EXTRACT PROVIDED —
PFA’s ESG screening presents tough portfolio construction challenges when the aim is simultaneously to achieve minimum tracking error.
“Tracking error is now sitting at around 30/40 basis points on what is actually only 90% of the investment universe. So there’s also some skill about this – it’s just a different skill set compared to traditional stock-pickers,” he explains.
The amount of gearing to add is another example of active investment management within PFA’s equities operation.
“Even though we have a so-called passive equities process, we can still lever it up and we can lever it down. So that’s really an active decision”
“Even though we have a so-called passive equities process, we can still lever it up and we can lever it down. So that’s really an active decision,” he says.
PFA’s DKK300bn of equities assets amount to around DKK330bn of market exposure because the pension fund is running 10% leverage.
Tracking error
And while PFA is operating a momentum strategy right now, Lorenzen says the pension fund has methods in place to reduce some of the exposure and lift the tracking error.
“We can reverse it. We can run overlays, leverage, and portfolio insurance on this block,” he says, adding that determining the point at which to deviate from the momentum strategy is another active choice to be made.
“Right now I’m very comfortable to be sitting here with not much tracking error, but I could easily see that at one stage we’re going to take the tracking error up a bit again, and that’s going to be related to risk management.
“At some stage I can easily see we’re going to lighten the exposure to the large US corporates. Defence is also up for discussion,” he adds.
As things stand, the PFA CIO still sees full exposure to US tech companies as a wise position.
“As we get further into the 20s, that’s probably a period when we could say enough is enough – but I’m not sure it’s now,” he says.
“We’ve been there before, and we’re going to get there again. But there are still good free cashflows in these companies,” the CIO says.
New product profiles
Not only does PFA’s overall equities management remain in bullish mode, but at the level of the individual pension customer, the firm is also in the process of increasing the equities exposure of product profiles.

DATA FOR ANALYSIS —
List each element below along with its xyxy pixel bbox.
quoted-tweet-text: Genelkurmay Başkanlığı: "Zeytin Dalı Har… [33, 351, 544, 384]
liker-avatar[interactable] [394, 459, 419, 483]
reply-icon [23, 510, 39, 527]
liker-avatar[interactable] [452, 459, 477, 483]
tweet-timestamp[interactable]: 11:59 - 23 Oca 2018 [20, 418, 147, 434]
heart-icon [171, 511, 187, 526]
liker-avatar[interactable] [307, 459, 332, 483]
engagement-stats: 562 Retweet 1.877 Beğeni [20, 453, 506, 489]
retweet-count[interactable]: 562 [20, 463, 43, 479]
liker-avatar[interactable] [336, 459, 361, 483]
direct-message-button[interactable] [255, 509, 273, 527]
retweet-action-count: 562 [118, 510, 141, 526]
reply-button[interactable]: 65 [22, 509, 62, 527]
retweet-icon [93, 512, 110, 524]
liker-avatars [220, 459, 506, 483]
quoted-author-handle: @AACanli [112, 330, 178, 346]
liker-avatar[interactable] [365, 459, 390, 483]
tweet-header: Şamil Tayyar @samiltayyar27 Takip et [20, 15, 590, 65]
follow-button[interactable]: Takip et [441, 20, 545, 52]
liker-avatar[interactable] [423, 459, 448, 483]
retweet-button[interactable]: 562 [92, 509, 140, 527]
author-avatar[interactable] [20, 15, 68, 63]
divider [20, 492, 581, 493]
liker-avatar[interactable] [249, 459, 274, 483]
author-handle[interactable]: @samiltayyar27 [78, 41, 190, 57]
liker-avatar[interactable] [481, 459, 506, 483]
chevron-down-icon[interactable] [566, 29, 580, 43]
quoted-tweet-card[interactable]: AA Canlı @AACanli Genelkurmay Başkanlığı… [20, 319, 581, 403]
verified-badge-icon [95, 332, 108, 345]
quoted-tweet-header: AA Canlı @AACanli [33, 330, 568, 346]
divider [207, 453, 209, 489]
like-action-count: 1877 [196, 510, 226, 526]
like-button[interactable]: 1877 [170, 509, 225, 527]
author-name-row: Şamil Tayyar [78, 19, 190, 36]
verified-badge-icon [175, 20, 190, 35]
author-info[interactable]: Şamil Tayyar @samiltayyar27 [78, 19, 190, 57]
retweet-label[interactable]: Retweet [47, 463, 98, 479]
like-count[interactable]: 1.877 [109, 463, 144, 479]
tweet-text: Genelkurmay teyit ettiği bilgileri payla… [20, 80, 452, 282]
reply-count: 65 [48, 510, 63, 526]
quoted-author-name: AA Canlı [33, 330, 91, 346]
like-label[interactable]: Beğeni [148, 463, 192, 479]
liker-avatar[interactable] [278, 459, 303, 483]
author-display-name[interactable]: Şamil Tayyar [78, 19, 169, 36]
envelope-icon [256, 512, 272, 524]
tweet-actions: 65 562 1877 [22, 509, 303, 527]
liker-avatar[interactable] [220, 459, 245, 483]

WHAT YOU NEED TO DO —
1) In the article on PFA's equities management, why do DKK300bn of equities assets amount to around DKK330bn of market exposure?
2) Please carry on the article about PFA's equities management from the point where it stops.

OUTPUTS FOR THE TASKS —
1) The pension fund is running 10% leverage, which lifts its DKK300bn of equities assets to around DKK330bn of market exposure.

2)
From 1 April this year, three new investment profiles will replace the four current profiles within the life-cycle approach where the equity portion is gradually phased out towards retirement.
The new profiles feature a higher proportion of equities, and the phase-out is being adjusted too, to maintain a higher return potential for longer.
Lorenzen says this ramping up of equities exposure is all part of the Danish pension saver journey, which began just before the global financial crisis, from guaranteed product to market-rate pensions and the higher risk and return potential they carry.
“As normal employees, owning equities is also our participation in capitalism,” he notes.
“Equities have historically come with higher returns as well as inflation indexation – but not necessarily with higher risk than so-called risk free assets, such as bonds – which we learned in 2022 are not completely risk-free either,” Lorenzen says.
The higher equity allocation in the product profiles also serves to institutionalise the level of equity risk that PFA is now habitually taking through the portfolio gearing.
“If you systematically run leverage, that’s probably because you don’t have enough risk in your product,” says Lorenzen, but adds that risk management overlays remain an important component in PFA’s investment strategy and processes.